----- DATA ENTRIES

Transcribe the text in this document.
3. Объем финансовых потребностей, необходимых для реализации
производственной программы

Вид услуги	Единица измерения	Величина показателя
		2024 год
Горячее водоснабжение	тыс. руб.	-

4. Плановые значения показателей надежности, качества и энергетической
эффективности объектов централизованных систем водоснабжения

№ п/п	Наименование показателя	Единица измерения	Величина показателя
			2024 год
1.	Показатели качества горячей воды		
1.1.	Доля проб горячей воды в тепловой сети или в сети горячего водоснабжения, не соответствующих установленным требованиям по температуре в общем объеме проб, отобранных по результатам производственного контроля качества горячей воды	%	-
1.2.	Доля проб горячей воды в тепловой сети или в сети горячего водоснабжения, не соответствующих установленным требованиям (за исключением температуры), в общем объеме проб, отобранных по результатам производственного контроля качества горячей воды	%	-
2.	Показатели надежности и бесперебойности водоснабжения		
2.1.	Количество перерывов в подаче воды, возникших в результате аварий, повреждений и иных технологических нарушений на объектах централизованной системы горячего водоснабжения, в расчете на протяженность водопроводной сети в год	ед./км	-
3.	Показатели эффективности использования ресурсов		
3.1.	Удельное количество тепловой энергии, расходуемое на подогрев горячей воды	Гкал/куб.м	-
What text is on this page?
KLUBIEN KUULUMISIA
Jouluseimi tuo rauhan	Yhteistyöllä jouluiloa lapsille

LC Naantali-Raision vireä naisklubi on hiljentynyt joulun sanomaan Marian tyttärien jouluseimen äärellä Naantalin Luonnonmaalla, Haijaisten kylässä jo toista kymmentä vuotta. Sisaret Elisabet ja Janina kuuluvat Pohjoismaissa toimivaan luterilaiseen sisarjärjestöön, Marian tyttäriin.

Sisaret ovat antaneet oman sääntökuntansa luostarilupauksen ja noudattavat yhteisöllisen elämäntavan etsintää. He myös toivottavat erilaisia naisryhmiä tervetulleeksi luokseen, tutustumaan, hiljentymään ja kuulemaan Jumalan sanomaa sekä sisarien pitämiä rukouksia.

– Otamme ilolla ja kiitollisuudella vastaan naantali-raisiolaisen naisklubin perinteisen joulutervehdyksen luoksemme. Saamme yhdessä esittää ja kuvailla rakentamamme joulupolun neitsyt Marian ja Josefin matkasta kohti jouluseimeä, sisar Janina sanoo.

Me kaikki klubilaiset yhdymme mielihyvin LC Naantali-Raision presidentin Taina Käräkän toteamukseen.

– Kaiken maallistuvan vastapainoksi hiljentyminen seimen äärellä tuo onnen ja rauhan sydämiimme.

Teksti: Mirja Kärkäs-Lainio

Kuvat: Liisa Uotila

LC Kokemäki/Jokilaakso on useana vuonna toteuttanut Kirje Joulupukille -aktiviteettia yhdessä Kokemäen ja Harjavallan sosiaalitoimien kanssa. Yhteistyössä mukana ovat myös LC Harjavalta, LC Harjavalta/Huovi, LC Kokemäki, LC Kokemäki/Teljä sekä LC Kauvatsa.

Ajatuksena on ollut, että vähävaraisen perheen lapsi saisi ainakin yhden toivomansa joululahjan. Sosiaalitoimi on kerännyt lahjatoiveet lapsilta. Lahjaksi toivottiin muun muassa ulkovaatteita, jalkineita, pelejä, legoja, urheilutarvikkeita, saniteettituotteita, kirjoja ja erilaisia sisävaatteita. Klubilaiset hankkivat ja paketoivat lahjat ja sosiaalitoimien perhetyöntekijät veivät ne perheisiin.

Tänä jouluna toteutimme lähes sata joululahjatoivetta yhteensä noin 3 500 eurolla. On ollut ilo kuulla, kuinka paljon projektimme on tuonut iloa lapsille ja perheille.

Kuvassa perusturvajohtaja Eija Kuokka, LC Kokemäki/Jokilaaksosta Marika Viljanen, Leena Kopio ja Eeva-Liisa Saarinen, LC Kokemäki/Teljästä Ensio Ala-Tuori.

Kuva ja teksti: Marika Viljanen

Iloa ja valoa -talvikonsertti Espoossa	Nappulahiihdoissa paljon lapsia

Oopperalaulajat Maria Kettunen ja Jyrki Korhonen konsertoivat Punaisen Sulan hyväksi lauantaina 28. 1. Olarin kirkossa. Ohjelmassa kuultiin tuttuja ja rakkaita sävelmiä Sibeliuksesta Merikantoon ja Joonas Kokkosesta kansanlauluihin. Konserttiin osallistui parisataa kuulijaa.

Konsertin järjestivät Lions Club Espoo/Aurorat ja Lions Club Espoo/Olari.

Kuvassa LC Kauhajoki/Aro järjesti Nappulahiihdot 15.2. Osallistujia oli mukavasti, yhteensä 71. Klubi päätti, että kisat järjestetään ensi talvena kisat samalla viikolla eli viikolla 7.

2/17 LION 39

----------

WHAT YOU ARE ASKED TO DO: From the records given above, copy all lines containing "yhteensä".

SOLUTION TO THIS PROBLEM:
Tänä jouluna toteutimme lähes sata joululahjatoivetta yhteensä noin 3 500 eurolla. On ollut ilo kuulla, kuinka paljon projektimme on tuonut iloa lapsille ja perheille.
Kuvassa LC Kauhajoki/Aro järjesti Nappulahiihdot 15.2. Osallistujia oli mukavasti, yhteensä 71. Klubi päätti, että kisat järjestetään ensi talvena kisat samalla viikolla eli viikolla 7.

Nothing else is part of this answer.